Dataset listings of figures:
[start]

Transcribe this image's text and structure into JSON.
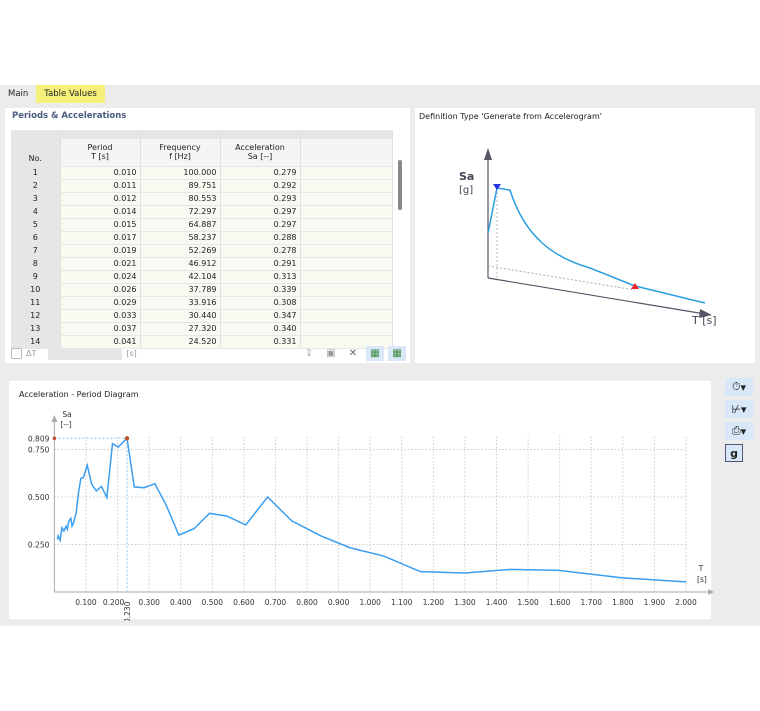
{
  "tabs": [
    {
      "label": "Main"
    },
    {
      "label": "Table Values"
    }
  ],
  "table": {
    "title": "Periods & Accelerations",
    "headers": {
      "no": "No.",
      "period": [
        "Period",
        "T [s]"
      ],
      "frequency": [
        "Frequency",
        "f [Hz]"
      ],
      "acceleration": [
        "Acceleration",
        "Sa [--]"
      ]
    },
    "rows": [
      [
        "1",
        "0.010",
        "100.000",
        "0.279"
      ],
      [
        "2",
        "0.011",
        "89.751",
        "0.292"
      ],
      [
        "3",
        "0.012",
        "80.553",
        "0.293"
      ],
      [
        "4",
        "0.014",
        "72.297",
        "0.297"
      ],
      [
        "5",
        "0.015",
        "64.887",
        "0.297"
      ],
      [
        "6",
        "0.017",
        "58.237",
        "0.288"
      ],
      [
        "7",
        "0.019",
        "52.269",
        "0.278"
      ],
      [
        "8",
        "0.021",
        "46.912",
        "0.291"
      ],
      [
        "9",
        "0.024",
        "42.104",
        "0.313"
      ],
      [
        "10",
        "0.026",
        "37.789",
        "0.339"
      ],
      [
        "11",
        "0.029",
        "33.916",
        "0.308"
      ],
      [
        "12",
        "0.033",
        "30.440",
        "0.347"
      ],
      [
        "13",
        "0.037",
        "27.320",
        "0.340"
      ],
      [
        "14",
        "0.041",
        "24.520",
        "0.331"
      ]
    ],
    "delta_label": "ΔT",
    "delta_unit": "[s]",
    "delta_value": ""
  },
  "definition": {
    "title": "Definition Type 'Generate from Accelerogram'",
    "ylabel": "Sa",
    "yunit": "[g]",
    "xlabel": "T [s]"
  },
  "chart_data": {
    "type": "line",
    "title": "Acceleration - Period Diagram",
    "ylabel": "Sa",
    "yunit": "[--]",
    "xlabel": "T",
    "xunit": "[s]",
    "xlim": [
      0,
      2.0
    ],
    "ylim": [
      0,
      0.85
    ],
    "grid": true,
    "xticks": [
      "0.100",
      "0.200",
      "0.300",
      "0.400",
      "0.500",
      "0.600",
      "0.700",
      "0.800",
      "0.900",
      "1.000",
      "1.100",
      "1.200",
      "1.300",
      "1.400",
      "1.500",
      "1.600",
      "1.700",
      "1.800",
      "1.900",
      "2.000"
    ],
    "yticks": [
      "0.250",
      "0.500",
      "0.750"
    ],
    "max_point": {
      "T": 0.23,
      "Sa": 0.809,
      "T_label": "0.230",
      "Sa_label": "0.809"
    },
    "line_color": "#3b9ef0",
    "x": [
      0.01,
      0.012,
      0.018,
      0.024,
      0.03,
      0.037,
      0.041,
      0.046,
      0.052,
      0.056,
      0.061,
      0.069,
      0.077,
      0.084,
      0.092,
      0.104,
      0.118,
      0.133,
      0.149,
      0.166,
      0.184,
      0.202,
      0.23,
      0.253,
      0.284,
      0.318,
      0.353,
      0.394,
      0.442,
      0.491,
      0.545,
      0.606,
      0.675,
      0.752,
      0.844,
      0.936,
      1.043,
      1.159,
      1.3,
      1.443,
      1.596,
      1.688,
      1.796,
      1.888,
      2.0
    ],
    "y": [
      0.279,
      0.295,
      0.272,
      0.338,
      0.321,
      0.346,
      0.33,
      0.374,
      0.388,
      0.347,
      0.365,
      0.418,
      0.532,
      0.598,
      0.602,
      0.667,
      0.567,
      0.532,
      0.556,
      0.497,
      0.781,
      0.763,
      0.809,
      0.553,
      0.549,
      0.57,
      0.461,
      0.3,
      0.333,
      0.414,
      0.4,
      0.353,
      0.5,
      0.374,
      0.295,
      0.233,
      0.189,
      0.107,
      0.1,
      0.119,
      0.114,
      0.096,
      0.075,
      0.065,
      0.053
    ]
  },
  "toolbar": {
    "g_label": "g"
  }
}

[end]

What to produce: The records above must be echoed exactly, minus their pictures.

Result:
Transcribe this image's text and structure into JSON.
{
  "tabs": [
    {
      "label": "Main"
    },
    {
      "label": "Table Values"
    }
  ],
  "table": {
    "title": "Periods & Accelerations",
    "headers": {
      "no": "No.",
      "period": [
        "Period",
        "T [s]"
      ],
      "frequency": [
        "Frequency",
        "f [Hz]"
      ],
      "acceleration": [
        "Acceleration",
        "Sa [--]"
      ]
    },
    "rows": [
      [
        "1",
        "0.010",
        "100.000",
        "0.279"
      ],
      [
        "2",
        "0.011",
        "89.751",
        "0.292"
      ],
      [
        "3",
        "0.012",
        "80.553",
        "0.293"
      ],
      [
        "4",
        "0.014",
        "72.297",
        "0.297"
      ],
      [
        "5",
        "0.015",
        "64.887",
        "0.297"
      ],
      [
        "6",
        "0.017",
        "58.237",
        "0.288"
      ],
      [
        "7",
        "0.019",
        "52.269",
        "0.278"
      ],
      [
        "8",
        "0.021",
        "46.912",
        "0.291"
      ],
      [
        "9",
        "0.024",
        "42.104",
        "0.313"
      ],
      [
        "10",
        "0.026",
        "37.789",
        "0.339"
      ],
      [
        "11",
        "0.029",
        "33.916",
        "0.308"
      ],
      [
        "12",
        "0.033",
        "30.440",
        "0.347"
      ],
      [
        "13",
        "0.037",
        "27.320",
        "0.340"
      ],
      [
        "14",
        "0.041",
        "24.520",
        "0.331"
      ]
    ],
    "delta_label": "ΔT",
    "delta_unit": "[s]",
    "delta_value": ""
  },
  "definition": {
    "title": "Definition Type 'Generate from Accelerogram'",
    "ylabel": "Sa",
    "yunit": "[g]",
    "xlabel": "T [s]"
  },
  "chart_data": {
    "type": "line",
    "title": "Acceleration - Period Diagram",
    "ylabel": "Sa",
    "yunit": "[--]",
    "xlabel": "T",
    "xunit": "[s]",
    "xlim": [
      0,
      2.0
    ],
    "ylim": [
      0,
      0.85
    ],
    "grid": true,
    "xticks": [
      "0.100",
      "0.200",
      "0.300",
      "0.400",
      "0.500",
      "0.600",
      "0.700",
      "0.800",
      "0.900",
      "1.000",
      "1.100",
      "1.200",
      "1.300",
      "1.400",
      "1.500",
      "1.600",
      "1.700",
      "1.800",
      "1.900",
      "2.000"
    ],
    "yticks": [
      "0.250",
      "0.500",
      "0.750"
    ],
    "max_point": {
      "T": 0.23,
      "Sa": 0.809,
      "T_label": "0.230",
      "Sa_label": "0.809"
    },
    "line_color": "#3b9ef0",
    "x": [
      0.01,
      0.012,
      0.018,
      0.024,
      0.03,
      0.037,
      0.041,
      0.046,
      0.052,
      0.056,
      0.061,
      0.069,
      0.077,
      0.084,
      0.092,
      0.104,
      0.118,
      0.133,
      0.149,
      0.166,
      0.184,
      0.202,
      0.23,
      0.253,
      0.284,
      0.318,
      0.353,
      0.394,
      0.442,
      0.491,
      0.545,
      0.606,
      0.675,
      0.752,
      0.844,
      0.936,
      1.043,
      1.159,
      1.3,
      1.443,
      1.596,
      1.688,
      1.796,
      1.888,
      2.0
    ],
    "y": [
      0.279,
      0.295,
      0.272,
      0.338,
      0.321,
      0.346,
      0.33,
      0.374,
      0.388,
      0.347,
      0.365,
      0.418,
      0.532,
      0.598,
      0.602,
      0.667,
      0.567,
      0.532,
      0.556,
      0.497,
      0.781,
      0.763,
      0.809,
      0.553,
      0.549,
      0.57,
      0.461,
      0.3,
      0.333,
      0.414,
      0.4,
      0.353,
      0.5,
      0.374,
      0.295,
      0.233,
      0.189,
      0.107,
      0.1,
      0.119,
      0.114,
      0.096,
      0.075,
      0.065,
      0.053
    ]
  },
  "toolbar": {
    "g_label": "g"
  }
}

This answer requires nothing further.